_Stated task_
Below are some records. Count the lines with "this" in them and give nothing but the total.

_Entries shown_
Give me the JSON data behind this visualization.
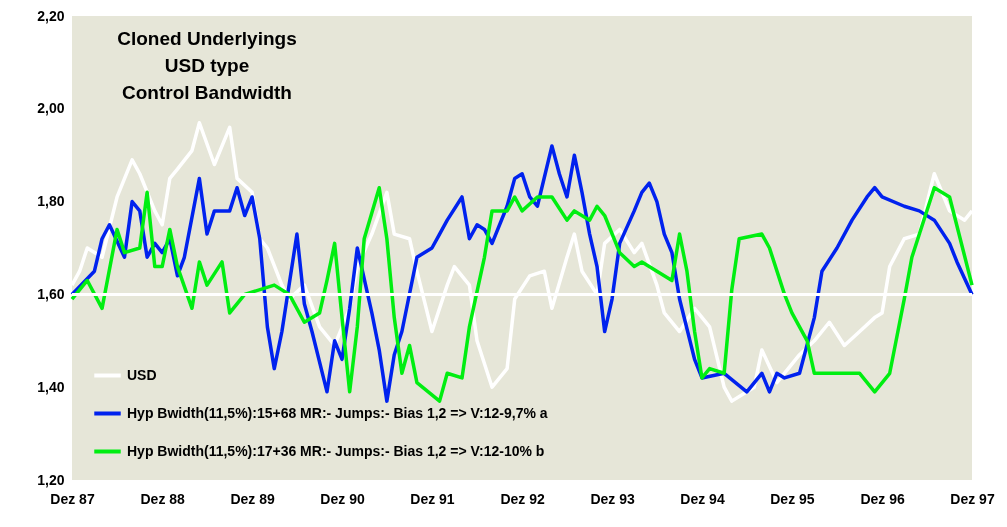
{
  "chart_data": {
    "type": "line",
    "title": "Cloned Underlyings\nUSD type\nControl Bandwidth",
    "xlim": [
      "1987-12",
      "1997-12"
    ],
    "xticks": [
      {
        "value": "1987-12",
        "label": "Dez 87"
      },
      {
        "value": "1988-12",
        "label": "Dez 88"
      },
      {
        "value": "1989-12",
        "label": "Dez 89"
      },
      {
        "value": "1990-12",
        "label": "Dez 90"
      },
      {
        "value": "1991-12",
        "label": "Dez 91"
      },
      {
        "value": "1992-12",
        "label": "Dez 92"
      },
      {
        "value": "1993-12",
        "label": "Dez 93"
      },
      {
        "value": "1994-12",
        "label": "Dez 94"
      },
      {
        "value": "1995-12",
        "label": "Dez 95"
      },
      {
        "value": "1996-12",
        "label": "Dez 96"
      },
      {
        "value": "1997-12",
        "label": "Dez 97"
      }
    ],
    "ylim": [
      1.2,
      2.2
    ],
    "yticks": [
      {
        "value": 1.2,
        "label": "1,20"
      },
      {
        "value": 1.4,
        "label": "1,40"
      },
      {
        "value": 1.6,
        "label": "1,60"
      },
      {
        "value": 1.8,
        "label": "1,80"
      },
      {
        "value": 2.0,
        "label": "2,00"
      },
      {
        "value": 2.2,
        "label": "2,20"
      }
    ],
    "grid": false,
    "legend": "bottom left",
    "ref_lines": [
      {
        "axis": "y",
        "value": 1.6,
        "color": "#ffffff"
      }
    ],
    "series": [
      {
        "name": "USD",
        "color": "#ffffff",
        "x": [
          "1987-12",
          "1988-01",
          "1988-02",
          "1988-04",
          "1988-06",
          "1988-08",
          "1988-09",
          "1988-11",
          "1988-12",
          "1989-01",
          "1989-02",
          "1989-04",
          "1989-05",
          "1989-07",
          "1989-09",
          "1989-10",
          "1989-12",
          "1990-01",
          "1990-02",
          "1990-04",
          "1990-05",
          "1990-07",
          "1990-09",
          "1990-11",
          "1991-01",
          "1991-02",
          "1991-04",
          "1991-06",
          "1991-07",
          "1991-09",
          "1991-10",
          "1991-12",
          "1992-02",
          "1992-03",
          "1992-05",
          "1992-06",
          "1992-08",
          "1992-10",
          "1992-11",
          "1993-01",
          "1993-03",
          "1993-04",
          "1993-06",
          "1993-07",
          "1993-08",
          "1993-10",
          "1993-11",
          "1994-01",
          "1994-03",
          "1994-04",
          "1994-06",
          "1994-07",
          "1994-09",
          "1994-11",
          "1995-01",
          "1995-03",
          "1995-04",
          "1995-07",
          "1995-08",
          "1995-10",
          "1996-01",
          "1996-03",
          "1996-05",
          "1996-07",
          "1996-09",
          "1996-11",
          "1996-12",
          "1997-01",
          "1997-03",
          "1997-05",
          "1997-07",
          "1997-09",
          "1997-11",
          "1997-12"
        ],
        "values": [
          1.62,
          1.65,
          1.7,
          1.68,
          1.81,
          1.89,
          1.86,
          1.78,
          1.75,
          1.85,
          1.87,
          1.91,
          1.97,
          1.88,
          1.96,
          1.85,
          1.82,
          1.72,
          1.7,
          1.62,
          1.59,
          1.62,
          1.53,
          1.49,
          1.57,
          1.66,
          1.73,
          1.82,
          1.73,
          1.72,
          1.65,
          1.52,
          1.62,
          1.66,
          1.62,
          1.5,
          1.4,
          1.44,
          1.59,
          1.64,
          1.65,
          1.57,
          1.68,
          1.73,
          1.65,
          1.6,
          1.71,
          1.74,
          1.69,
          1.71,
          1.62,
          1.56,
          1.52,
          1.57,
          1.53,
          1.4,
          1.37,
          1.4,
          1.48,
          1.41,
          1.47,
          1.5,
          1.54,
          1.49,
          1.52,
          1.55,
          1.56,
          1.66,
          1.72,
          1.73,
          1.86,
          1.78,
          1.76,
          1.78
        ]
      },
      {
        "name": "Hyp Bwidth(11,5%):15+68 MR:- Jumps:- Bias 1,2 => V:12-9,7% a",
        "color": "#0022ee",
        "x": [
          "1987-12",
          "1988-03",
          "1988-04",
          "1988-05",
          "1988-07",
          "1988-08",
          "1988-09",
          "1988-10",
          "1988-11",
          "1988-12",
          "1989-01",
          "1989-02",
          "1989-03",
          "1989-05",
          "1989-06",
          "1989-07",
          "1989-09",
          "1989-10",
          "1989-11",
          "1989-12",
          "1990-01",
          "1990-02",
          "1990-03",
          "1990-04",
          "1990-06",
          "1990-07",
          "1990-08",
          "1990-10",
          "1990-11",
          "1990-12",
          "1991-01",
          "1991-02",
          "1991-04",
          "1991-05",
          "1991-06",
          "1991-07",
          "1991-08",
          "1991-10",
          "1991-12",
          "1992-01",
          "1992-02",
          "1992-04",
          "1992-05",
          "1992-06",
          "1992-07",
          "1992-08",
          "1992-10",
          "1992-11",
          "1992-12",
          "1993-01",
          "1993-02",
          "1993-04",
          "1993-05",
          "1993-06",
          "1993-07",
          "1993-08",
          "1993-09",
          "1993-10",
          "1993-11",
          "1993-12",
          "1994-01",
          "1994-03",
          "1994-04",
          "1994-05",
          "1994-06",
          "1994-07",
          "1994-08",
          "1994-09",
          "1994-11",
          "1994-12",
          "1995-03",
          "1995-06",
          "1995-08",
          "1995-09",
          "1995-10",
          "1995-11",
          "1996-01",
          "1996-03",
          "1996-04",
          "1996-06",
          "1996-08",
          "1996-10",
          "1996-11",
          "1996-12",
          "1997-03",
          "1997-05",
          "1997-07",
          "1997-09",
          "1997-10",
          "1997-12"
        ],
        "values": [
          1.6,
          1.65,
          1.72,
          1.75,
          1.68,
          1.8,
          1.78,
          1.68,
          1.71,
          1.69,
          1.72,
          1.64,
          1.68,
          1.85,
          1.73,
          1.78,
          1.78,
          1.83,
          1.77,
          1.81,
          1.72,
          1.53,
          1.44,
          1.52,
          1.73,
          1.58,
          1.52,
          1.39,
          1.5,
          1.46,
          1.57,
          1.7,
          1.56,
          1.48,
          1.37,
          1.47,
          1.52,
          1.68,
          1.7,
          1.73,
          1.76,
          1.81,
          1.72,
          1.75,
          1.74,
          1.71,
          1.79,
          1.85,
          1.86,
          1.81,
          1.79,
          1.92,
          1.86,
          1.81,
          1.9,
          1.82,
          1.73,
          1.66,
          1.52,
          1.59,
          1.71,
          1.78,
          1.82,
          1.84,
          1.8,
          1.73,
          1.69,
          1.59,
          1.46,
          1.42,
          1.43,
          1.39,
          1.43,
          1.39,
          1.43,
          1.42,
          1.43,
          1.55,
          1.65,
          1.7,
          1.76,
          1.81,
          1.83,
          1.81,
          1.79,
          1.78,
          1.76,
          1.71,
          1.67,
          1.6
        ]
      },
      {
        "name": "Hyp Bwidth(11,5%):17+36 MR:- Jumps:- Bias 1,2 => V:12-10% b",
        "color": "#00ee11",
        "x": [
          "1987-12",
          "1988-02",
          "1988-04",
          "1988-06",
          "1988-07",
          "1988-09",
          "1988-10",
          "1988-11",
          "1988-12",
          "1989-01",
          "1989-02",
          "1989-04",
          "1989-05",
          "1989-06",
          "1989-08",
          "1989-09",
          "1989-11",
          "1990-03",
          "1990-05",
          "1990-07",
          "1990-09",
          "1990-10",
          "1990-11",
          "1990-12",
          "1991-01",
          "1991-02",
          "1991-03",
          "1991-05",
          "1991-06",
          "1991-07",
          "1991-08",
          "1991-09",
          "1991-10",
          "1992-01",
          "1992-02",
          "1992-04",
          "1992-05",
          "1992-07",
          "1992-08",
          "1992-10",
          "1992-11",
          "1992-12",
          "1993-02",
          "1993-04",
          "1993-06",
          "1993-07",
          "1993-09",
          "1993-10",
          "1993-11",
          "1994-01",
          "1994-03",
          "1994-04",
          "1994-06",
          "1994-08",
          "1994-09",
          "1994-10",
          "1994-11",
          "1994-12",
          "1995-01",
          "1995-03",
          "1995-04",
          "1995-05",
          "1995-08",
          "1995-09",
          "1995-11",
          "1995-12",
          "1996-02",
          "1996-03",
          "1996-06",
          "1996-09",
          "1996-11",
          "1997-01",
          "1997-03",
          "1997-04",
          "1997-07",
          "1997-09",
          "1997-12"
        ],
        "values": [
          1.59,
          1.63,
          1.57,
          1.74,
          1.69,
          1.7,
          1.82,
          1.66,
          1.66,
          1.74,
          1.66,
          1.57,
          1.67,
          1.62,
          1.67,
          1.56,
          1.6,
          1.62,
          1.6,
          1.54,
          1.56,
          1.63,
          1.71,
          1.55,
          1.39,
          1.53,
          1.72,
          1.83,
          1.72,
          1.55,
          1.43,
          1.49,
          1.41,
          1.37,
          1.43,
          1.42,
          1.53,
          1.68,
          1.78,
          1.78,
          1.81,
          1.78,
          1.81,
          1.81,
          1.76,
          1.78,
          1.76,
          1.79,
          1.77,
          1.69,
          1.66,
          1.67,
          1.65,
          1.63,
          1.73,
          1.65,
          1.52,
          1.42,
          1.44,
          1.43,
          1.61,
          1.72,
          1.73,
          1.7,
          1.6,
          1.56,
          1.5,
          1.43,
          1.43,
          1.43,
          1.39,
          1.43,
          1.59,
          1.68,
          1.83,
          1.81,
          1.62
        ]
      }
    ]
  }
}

==

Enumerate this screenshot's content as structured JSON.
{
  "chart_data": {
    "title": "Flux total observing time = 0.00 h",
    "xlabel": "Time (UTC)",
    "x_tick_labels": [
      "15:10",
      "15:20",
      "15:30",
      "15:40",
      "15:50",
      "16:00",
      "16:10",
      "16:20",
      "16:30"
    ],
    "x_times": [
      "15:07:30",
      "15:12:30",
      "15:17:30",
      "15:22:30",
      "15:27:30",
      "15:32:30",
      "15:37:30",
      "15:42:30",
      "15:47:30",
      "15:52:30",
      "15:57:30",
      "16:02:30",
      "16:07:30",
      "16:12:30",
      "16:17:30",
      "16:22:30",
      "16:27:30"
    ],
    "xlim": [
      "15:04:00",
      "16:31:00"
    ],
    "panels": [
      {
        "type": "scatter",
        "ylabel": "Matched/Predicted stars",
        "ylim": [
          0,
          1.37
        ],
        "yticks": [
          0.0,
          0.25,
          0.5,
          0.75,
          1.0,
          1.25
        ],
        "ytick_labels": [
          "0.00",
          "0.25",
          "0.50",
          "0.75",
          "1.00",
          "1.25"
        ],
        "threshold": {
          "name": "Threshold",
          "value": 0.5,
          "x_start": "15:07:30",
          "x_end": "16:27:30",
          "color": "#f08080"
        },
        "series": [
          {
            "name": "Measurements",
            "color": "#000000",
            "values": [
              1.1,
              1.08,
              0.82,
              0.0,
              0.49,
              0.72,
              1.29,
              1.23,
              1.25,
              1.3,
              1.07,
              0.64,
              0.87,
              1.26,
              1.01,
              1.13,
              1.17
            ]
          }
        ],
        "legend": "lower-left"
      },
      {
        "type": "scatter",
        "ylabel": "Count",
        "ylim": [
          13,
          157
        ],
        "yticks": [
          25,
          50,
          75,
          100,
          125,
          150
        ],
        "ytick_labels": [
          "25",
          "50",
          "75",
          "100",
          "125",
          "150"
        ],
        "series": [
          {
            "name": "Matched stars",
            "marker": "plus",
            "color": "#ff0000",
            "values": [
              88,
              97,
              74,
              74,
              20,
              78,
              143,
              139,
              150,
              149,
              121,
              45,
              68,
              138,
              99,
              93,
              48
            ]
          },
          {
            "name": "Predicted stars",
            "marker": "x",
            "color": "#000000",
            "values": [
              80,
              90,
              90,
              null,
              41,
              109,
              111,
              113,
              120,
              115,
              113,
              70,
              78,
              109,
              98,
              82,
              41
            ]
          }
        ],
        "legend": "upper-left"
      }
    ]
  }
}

_Task response_
2